What to produce:
Write every line of the material out exactly as shown.

--------------------

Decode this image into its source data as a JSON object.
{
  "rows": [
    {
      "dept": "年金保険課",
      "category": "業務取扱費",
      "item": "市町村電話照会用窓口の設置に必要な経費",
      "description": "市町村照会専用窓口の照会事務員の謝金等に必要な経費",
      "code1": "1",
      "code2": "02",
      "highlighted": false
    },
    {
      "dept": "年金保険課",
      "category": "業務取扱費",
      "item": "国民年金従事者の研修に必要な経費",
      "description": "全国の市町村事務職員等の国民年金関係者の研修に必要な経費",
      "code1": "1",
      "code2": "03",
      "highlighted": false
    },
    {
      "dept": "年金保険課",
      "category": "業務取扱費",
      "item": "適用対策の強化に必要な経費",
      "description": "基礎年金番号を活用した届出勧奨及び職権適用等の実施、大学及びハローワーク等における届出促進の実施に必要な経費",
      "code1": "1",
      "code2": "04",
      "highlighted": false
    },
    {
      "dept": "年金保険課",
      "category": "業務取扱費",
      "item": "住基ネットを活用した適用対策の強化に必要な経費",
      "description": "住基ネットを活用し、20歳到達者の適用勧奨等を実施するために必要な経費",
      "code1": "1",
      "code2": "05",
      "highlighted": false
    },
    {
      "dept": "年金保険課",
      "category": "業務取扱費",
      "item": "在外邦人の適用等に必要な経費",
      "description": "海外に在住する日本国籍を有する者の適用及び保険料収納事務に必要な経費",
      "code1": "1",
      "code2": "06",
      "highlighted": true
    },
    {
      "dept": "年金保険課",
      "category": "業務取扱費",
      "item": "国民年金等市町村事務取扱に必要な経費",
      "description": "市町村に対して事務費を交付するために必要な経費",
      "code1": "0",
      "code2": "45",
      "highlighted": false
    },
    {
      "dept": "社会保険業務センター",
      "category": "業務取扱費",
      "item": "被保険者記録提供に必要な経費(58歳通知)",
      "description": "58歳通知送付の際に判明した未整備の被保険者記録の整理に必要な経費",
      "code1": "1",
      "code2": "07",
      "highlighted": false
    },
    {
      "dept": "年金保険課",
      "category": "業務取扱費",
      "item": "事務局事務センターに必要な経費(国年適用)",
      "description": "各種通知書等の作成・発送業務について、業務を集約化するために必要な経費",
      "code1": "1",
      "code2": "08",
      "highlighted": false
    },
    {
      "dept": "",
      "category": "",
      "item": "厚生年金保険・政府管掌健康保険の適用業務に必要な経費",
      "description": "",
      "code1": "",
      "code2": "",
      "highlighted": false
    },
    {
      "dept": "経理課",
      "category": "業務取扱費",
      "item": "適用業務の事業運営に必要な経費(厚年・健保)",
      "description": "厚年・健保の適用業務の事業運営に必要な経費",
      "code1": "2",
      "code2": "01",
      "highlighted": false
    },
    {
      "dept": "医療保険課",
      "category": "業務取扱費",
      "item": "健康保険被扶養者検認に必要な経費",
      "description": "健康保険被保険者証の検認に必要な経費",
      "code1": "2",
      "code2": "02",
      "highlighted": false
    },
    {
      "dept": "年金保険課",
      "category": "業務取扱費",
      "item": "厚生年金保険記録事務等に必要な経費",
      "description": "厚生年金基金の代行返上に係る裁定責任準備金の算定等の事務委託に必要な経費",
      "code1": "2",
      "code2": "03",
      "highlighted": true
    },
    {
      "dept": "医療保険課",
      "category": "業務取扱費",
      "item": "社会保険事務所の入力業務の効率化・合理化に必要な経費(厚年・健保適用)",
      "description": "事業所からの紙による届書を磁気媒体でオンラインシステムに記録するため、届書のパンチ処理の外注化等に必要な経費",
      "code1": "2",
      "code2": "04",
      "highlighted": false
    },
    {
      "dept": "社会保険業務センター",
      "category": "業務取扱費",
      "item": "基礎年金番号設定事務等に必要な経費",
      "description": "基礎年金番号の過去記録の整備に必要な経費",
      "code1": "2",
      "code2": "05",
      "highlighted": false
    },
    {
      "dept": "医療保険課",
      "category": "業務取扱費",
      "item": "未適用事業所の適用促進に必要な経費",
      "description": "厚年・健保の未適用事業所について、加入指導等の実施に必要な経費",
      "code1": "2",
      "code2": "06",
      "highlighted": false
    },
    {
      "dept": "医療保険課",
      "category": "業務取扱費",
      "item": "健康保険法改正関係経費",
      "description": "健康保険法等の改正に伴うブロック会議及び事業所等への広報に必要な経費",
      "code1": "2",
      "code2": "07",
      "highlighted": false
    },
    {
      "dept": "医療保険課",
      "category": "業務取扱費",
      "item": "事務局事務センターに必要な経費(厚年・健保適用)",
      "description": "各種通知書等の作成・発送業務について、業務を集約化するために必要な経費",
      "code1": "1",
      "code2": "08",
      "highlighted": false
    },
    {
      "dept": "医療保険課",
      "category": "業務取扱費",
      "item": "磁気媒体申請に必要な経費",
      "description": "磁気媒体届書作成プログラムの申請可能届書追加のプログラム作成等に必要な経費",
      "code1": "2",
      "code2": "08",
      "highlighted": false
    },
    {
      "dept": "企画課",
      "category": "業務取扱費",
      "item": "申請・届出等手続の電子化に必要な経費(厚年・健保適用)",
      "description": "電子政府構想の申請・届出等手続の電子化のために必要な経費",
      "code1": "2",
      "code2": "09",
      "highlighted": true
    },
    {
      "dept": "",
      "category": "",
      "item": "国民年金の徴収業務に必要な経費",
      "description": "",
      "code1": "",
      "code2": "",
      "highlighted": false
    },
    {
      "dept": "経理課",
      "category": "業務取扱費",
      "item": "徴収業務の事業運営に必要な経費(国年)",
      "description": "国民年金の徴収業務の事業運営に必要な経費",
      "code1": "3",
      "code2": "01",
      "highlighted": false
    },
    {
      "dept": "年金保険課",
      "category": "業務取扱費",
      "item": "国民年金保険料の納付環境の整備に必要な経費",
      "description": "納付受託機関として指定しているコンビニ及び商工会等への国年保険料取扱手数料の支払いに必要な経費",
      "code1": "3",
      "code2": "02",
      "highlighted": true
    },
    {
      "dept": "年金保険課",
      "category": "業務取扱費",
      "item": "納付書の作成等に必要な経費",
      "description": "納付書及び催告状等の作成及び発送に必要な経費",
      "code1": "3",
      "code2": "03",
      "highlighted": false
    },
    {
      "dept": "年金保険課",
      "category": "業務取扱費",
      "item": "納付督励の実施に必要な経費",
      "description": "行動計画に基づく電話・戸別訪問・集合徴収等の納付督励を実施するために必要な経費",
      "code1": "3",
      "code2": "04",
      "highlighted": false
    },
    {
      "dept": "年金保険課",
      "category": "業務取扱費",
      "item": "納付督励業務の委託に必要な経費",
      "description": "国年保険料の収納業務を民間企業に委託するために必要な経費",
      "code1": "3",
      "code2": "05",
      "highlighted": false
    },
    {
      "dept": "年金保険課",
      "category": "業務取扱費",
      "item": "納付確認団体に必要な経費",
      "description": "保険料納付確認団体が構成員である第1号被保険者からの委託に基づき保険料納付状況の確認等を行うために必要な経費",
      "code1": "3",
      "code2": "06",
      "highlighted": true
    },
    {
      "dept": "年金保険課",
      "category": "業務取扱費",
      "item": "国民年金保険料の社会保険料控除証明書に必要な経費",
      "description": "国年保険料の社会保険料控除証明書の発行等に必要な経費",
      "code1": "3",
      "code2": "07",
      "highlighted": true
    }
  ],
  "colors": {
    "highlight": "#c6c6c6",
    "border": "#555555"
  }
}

--------------------

Output for this exercise:
Decode this image into its source data as a JSON object.
{
  "rows": [
    {
      "dept": "年金保険課",
      "category": "業務取扱費",
      "item": "市町村電話照会用窓口の設置に必要な経費",
      "description": "市町村照会専用窓口の照会事務員の謝金等に必要な経費",
      "code1": "1",
      "code2": "02",
      "highlighted": false
    },
    {
      "dept": "年金保険課",
      "category": "業務取扱費",
      "item": "国民年金従事者の研修に必要な経費",
      "description": "全国の市町村事務職員等の国民年金関係者の研修に必要な経費",
      "code1": "1",
      "code2": "03",
      "highlighted": false
    },
    {
      "dept": "年金保険課",
      "category": "業務取扱費",
      "item": "適用対策の強化に必要な経費",
      "description": "基礎年金番号を活用した届出勧奨及び職権適用等の実施、大学及びハローワーク等における届出促進の実施に必要な経費",
      "code1": "1",
      "code2": "04",
      "highlighted": false
    },
    {
      "dept": "年金保険課",
      "category": "業務取扱費",
      "item": "住基ネットを活用した適用対策の強化に必要な経費",
      "description": "住基ネットを活用し、20歳到達者の適用勧奨等を実施するために必要な経費",
      "code1": "1",
      "code2": "05",
      "highlighted": false
    },
    {
      "dept": "年金保険課",
      "category": "業務取扱費",
      "item": "在外邦人の適用等に必要な経費",
      "description": "海外に在住する日本国籍を有する者の適用及び保険料収納事務に必要な経費",
      "code1": "1",
      "code2": "06",
      "highlighted": true
    },
    {
      "dept": "年金保険課",
      "category": "業務取扱費",
      "item": "国民年金等市町村事務取扱に必要な経費",
      "description": "市町村に対して事務費を交付するために必要な経費",
      "code1": "0",
      "code2": "45",
      "highlighted": false
    },
    {
      "dept": "社会保険業務センター",
      "category": "業務取扱費",
      "item": "被保険者記録提供に必要な経費(58歳通知)",
      "description": "58歳通知送付の際に判明した未整備の被保険者記録の整理に必要な経費",
      "code1": "1",
      "code2": "07",
      "highlighted": false
    },
    {
      "dept": "年金保険課",
      "category": "業務取扱費",
      "item": "事務局事務センターに必要な経費(国年適用)",
      "description": "各種通知書等の作成・発送業務について、業務を集約化するために必要な経費",
      "code1": "1",
      "code2": "08",
      "highlighted": false
    },
    {
      "dept": "",
      "category": "",
      "item": "厚生年金保険・政府管掌健康保険の適用業務に必要な経費",
      "description": "",
      "code1": "",
      "code2": "",
      "highlighted": false
    },
    {
      "dept": "経理課",
      "category": "業務取扱費",
      "item": "適用業務の事業運営に必要な経費(厚年・健保)",
      "description": "厚年・健保の適用業務の事業運営に必要な経費",
      "code1": "2",
      "code2": "01",
      "highlighted": false
    },
    {
      "dept": "医療保険課",
      "category": "業務取扱費",
      "item": "健康保険被扶養者検認に必要な経費",
      "description": "健康保険被保険者証の検認に必要な経費",
      "code1": "2",
      "code2": "02",
      "highlighted": false
    },
    {
      "dept": "年金保険課",
      "category": "業務取扱費",
      "item": "厚生年金保険記録事務等に必要な経費",
      "description": "厚生年金基金の代行返上に係る裁定責任準備金の算定等の事務委託に必要な経費",
      "code1": "2",
      "code2": "03",
      "highlighted": true
    },
    {
      "dept": "医療保険課",
      "category": "業務取扱費",
      "item": "社会保険事務所の入力業務の効率化・合理化に必要な経費(厚年・健保適用)",
      "description": "事業所からの紙による届書を磁気媒体でオンラインシステムに記録するため、届書のパンチ処理の外注化等に必要な経費",
      "code1": "2",
      "code2": "04",
      "highlighted": false
    },
    {
      "dept": "社会保険業務センター",
      "category": "業務取扱費",
      "item": "基礎年金番号設定事務等に必要な経費",
      "description": "基礎年金番号の過去記録の整備に必要な経費",
      "code1": "2",
      "code2": "05",
      "highlighted": false
    },
    {
      "dept": "医療保険課",
      "category": "業務取扱費",
      "item": "未適用事業所の適用促進に必要な経費",
      "description": "厚年・健保の未適用事業所について、加入指導等の実施に必要な経費",
      "code1": "2",
      "code2": "06",
      "highlighted": false
    },
    {
      "dept": "医療保険課",
      "category": "業務取扱費",
      "item": "健康保険法改正関係経費",
      "description": "健康保険法等の改正に伴うブロック会議及び事業所等への広報に必要な経費",
      "code1": "2",
      "code2": "07",
      "highlighted": false
    },
    {
      "dept": "医療保険課",
      "category": "業務取扱費",
      "item": "事務局事務センターに必要な経費(厚年・健保適用)",
      "description": "各種通知書等の作成・発送業務について、業務を集約化するために必要な経費",
      "code1": "1",
      "code2": "08",
      "highlighted": false
    },
    {
      "dept": "医療保険課",
      "category": "業務取扱費",
      "item": "磁気媒体申請に必要な経費",
      "description": "磁気媒体届書作成プログラムの申請可能届書追加のプログラム作成等に必要な経費",
      "code1": "2",
      "code2": "08",
      "highlighted": false
    },
    {
      "dept": "企画課",
      "category": "業務取扱費",
      "item": "申請・届出等手続の電子化に必要な経費(厚年・健保適用)",
      "description": "電子政府構想の申請・届出等手続の電子化のために必要な経費",
      "code1": "2",
      "code2": "09",
      "highlighted": true
    },
    {
      "dept": "",
      "category": "",
      "item": "国民年金の徴収業務に必要な経費",
      "description": "",
      "code1": "",
      "code2": "",
      "highlighted": false
    },
    {
      "dept": "経理課",
      "category": "業務取扱費",
      "item": "徴収業務の事業運営に必要な経費(国年)",
      "description": "国民年金の徴収業務の事業運営に必要な経費",
      "code1": "3",
      "code2": "01",
      "highlighted": false
    },
    {
      "dept": "年金保険課",
      "category": "業務取扱費",
      "item": "国民年金保険料の納付環境の整備に必要な経費",
      "description": "納付受託機関として指定しているコンビニ及び商工会等への国年保険料取扱手数料の支払いに必要な経費",
      "code1": "3",
      "code2": "02",
      "highlighted": true
    },
    {
      "dept": "年金保険課",
      "category": "業務取扱費",
      "item": "納付書の作成等に必要な経費",
      "description": "納付書及び催告状等の作成及び発送に必要な経費",
      "code1": "3",
      "code2": "03",
      "highlighted": false
    },
    {
      "dept": "年金保険課",
      "category": "業務取扱費",
      "item": "納付督励の実施に必要な経費",
      "description": "行動計画に基づく電話・戸別訪問・集合徴収等の納付督励を実施するために必要な経費",
      "code1": "3",
      "code2": "04",
      "highlighted": false
    },
    {
      "dept": "年金保険課",
      "category": "業務取扱費",
      "item": "納付督励業務の委託に必要な経費",
      "description": "国年保険料の収納業務を民間企業に委託するために必要な経費",
      "code1": "3",
      "code2": "05",
      "highlighted": false
    },
    {
      "dept": "年金保険課",
      "category": "業務取扱費",
      "item": "納付確認団体に必要な経費",
      "description": "保険料納付確認団体が構成員である第1号被保険者からの委託に基づき保険料納付状況の確認等を行うために必要な経費",
      "code1": "3",
      "code2": "06",
      "highlighted": true
    },
    {
      "dept": "年金保険課",
      "category": "業務取扱費",
      "item": "国民年金保険料の社会保険料控除証明書に必要な経費",
      "description": "国年保険料の社会保険料控除証明書の発行等に必要な経費",
      "code1": "3",
      "code2": "07",
      "highlighted": true
    }
  ],
  "colors": {
    "highlight": "#c6c6c6",
    "border": "#555555"
  }
}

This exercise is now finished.